▶ _AIM OF THE TASK_: Find the line that contains "OCR this image.". Then set down that line and all the lines after it, to the end of the records, exactly and with nothing added.

▶ _RECORDED INFORMATION_:
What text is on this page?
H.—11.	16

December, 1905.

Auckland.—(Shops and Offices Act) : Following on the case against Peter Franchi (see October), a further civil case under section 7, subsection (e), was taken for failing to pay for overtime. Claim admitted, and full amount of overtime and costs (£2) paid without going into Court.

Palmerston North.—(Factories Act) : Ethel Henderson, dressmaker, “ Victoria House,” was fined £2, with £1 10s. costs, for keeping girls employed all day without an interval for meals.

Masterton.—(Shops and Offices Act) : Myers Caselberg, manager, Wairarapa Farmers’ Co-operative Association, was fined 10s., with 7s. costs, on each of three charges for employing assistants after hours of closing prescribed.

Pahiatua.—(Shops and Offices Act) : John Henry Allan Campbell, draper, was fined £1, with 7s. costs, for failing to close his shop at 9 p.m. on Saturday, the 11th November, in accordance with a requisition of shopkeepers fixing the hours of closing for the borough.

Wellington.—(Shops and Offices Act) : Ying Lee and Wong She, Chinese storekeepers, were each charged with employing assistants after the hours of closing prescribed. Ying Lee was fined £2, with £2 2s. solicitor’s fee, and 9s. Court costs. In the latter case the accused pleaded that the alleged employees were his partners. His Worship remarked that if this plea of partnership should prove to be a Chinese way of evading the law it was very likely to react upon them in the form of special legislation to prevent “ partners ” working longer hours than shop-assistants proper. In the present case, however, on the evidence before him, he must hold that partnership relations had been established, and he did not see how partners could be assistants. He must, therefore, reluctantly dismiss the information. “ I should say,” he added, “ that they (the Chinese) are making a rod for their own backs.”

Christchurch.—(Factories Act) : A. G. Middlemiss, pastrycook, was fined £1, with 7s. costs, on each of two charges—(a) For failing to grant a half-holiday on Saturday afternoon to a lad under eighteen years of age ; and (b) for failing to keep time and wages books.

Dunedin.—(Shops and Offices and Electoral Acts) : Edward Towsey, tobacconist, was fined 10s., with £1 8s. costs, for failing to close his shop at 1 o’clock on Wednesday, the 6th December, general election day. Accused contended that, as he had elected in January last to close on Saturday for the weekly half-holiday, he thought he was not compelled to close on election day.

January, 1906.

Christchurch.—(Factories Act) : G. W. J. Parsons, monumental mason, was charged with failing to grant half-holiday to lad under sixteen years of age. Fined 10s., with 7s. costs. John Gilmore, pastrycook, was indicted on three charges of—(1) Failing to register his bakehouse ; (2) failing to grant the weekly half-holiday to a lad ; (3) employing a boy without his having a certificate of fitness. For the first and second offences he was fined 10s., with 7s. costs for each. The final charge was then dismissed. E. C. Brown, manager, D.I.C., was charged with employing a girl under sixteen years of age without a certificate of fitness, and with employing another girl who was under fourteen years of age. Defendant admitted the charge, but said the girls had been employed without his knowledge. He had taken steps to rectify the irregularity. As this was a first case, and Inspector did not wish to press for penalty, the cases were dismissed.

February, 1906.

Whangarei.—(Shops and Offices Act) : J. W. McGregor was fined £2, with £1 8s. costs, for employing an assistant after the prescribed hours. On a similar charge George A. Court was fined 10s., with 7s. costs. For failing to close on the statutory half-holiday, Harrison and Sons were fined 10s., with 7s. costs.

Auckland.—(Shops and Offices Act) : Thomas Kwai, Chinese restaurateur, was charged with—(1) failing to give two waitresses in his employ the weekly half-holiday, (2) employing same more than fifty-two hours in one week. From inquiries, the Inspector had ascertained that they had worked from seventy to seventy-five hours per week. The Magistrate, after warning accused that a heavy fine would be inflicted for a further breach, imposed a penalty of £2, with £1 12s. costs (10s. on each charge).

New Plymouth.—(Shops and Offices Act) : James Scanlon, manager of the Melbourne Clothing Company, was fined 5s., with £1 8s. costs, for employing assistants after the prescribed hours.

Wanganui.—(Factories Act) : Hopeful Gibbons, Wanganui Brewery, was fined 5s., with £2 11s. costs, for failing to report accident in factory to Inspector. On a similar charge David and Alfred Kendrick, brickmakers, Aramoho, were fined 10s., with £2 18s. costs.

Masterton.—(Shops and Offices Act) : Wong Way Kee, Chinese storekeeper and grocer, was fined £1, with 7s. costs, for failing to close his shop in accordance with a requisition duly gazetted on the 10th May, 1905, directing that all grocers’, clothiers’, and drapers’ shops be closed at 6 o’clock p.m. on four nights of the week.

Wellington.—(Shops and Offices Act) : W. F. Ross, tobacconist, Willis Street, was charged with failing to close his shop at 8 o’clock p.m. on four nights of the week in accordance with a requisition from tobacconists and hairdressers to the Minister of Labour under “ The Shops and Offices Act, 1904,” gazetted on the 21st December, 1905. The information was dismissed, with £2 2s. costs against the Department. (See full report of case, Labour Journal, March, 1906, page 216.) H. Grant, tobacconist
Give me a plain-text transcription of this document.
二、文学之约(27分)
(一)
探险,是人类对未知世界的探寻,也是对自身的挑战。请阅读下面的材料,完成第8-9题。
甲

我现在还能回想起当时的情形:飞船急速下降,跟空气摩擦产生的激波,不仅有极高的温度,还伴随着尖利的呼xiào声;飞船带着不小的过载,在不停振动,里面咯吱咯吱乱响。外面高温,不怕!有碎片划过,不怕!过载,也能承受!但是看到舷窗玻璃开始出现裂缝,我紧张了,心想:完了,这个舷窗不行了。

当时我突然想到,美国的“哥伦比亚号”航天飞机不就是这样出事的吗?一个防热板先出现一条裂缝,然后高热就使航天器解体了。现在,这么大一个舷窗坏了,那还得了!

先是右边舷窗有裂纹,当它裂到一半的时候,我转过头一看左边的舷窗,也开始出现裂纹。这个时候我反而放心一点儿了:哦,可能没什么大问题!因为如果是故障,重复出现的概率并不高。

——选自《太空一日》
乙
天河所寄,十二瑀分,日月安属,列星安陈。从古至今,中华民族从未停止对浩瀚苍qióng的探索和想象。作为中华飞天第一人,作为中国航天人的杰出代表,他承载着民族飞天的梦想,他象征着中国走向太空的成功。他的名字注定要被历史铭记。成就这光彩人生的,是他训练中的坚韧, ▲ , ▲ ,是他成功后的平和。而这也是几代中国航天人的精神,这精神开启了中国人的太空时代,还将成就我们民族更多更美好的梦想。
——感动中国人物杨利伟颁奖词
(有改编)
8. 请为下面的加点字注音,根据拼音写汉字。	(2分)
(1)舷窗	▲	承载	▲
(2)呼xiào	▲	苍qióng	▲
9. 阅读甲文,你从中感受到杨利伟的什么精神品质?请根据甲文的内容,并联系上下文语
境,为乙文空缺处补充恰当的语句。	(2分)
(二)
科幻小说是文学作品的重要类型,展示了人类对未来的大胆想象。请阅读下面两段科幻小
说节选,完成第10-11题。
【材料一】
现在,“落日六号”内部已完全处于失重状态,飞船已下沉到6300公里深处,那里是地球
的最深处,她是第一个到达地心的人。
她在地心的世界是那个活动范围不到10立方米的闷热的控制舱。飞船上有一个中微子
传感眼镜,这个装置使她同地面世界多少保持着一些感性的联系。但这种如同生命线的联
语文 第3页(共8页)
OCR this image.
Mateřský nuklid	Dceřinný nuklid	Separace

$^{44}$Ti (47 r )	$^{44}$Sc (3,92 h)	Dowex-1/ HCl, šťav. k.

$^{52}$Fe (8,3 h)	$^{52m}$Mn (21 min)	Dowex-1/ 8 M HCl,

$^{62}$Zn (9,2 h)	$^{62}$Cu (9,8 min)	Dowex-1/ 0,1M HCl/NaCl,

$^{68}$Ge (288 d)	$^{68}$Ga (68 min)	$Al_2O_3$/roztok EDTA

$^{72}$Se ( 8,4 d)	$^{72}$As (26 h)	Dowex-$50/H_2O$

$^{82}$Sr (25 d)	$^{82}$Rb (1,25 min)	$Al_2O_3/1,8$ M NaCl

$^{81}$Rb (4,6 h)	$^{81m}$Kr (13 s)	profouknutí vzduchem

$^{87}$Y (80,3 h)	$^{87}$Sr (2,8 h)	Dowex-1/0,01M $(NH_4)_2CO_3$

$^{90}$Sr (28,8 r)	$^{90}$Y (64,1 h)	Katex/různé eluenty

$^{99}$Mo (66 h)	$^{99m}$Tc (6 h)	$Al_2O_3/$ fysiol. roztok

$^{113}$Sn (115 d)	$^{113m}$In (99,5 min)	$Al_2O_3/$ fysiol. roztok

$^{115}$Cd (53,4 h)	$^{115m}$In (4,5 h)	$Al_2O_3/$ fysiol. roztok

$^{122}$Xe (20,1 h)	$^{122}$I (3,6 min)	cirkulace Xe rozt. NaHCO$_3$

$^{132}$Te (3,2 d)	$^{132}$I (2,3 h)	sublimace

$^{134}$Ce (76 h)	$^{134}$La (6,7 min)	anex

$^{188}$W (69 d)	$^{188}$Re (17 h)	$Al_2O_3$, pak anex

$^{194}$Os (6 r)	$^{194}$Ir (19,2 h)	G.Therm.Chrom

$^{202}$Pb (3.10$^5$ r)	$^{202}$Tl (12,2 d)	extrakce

▶ _FULL ANSWER_:
OCR this image.
Mateřský nuklid	Dceřinný nuklid	Separace

$^{44}$Ti (47 r )	$^{44}$Sc (3,92 h)	Dowex-1/ HCl, šťav. k.

$^{52}$Fe (8,3 h)	$^{52m}$Mn (21 min)	Dowex-1/ 8 M HCl,

$^{62}$Zn (9,2 h)	$^{62}$Cu (9,8 min)	Dowex-1/ 0,1M HCl/NaCl,

$^{68}$Ge (288 d)	$^{68}$Ga (68 min)	$Al_2O_3$/roztok EDTA

$^{72}$Se ( 8,4 d)	$^{72}$As (26 h)	Dowex-$50/H_2O$

$^{82}$Sr (25 d)	$^{82}$Rb (1,25 min)	$Al_2O_3/1,8$ M NaCl

$^{81}$Rb (4,6 h)	$^{81m}$Kr (13 s)	profouknutí vzduchem

$^{87}$Y (80,3 h)	$^{87}$Sr (2,8 h)	Dowex-1/0,01M $(NH_4)_2CO_3$

$^{90}$Sr (28,8 r)	$^{90}$Y (64,1 h)	Katex/různé eluenty

$^{99}$Mo (66 h)	$^{99m}$Tc (6 h)	$Al_2O_3/$ fysiol. roztok

$^{113}$Sn (115 d)	$^{113m}$In (99,5 min)	$Al_2O_3/$ fysiol. roztok

$^{115}$Cd (53,4 h)	$^{115m}$In (4,5 h)	$Al_2O_3/$ fysiol. roztok

$^{122}$Xe (20,1 h)	$^{122}$I (3,6 min)	cirkulace Xe rozt. NaHCO$_3$

$^{132}$Te (3,2 d)	$^{132}$I (2,3 h)	sublimace

$^{134}$Ce (76 h)	$^{134}$La (6,7 min)	anex

$^{188}$W (69 d)	$^{188}$Re (17 h)	$Al_2O_3$, pak anex

$^{194}$Os (6 r)	$^{194}$Ir (19,2 h)	G.Therm.Chrom

$^{202}$Pb (3.10$^5$ r)	$^{202}$Tl (12,2 d)	extrakce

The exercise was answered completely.